*THE REQUEST*.
Your task is to copy each line that has the word "como".

*RECORDS*.
-- start --

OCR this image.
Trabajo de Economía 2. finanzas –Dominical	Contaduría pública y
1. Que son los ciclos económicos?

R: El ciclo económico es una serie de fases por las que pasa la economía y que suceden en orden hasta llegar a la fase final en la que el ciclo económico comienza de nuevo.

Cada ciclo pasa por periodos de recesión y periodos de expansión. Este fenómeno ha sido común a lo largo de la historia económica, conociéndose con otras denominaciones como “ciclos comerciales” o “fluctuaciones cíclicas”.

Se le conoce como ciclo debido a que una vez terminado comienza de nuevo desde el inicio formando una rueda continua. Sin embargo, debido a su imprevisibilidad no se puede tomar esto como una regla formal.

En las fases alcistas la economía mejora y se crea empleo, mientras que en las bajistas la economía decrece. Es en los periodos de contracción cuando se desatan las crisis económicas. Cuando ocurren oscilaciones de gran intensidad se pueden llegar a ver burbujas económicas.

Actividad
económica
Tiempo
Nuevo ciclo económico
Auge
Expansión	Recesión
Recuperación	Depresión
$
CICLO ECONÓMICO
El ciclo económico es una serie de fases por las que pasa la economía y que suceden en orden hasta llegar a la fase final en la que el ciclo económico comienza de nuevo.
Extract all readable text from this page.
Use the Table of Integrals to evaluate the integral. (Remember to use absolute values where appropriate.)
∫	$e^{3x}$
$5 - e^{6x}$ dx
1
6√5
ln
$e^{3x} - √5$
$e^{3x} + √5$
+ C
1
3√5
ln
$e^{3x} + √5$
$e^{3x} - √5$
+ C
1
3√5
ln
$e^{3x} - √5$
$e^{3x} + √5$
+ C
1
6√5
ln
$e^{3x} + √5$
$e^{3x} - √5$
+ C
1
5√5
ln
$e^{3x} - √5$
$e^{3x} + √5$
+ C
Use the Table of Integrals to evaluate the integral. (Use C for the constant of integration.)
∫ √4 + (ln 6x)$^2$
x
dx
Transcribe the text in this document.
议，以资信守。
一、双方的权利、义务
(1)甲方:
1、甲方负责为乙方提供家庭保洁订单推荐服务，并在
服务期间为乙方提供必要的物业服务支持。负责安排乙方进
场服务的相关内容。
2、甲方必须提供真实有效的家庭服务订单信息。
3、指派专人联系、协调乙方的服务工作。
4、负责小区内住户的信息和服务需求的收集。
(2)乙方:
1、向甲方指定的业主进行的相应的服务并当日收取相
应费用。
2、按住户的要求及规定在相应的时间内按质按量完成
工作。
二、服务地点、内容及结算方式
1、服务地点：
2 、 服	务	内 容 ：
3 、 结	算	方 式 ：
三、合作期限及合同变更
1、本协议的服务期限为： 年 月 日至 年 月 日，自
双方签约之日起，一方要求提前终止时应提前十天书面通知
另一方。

-- end --

*COMPLETED EXERCISE*.
Cada ciclo pasa por periodos de recesión y periodos de expansión. Este fenómeno ha sido común a lo largo de la historia económica, conociéndose con otras denominaciones como “ciclos comerciales” o “fluctuaciones cíclicas”.
Se le conoce como ciclo debido a que una vez terminado comienza de nuevo desde el inicio formando una rueda continua. Sin embargo, debido a su imprevisibilidad no se puede tomar esto como una regla formal.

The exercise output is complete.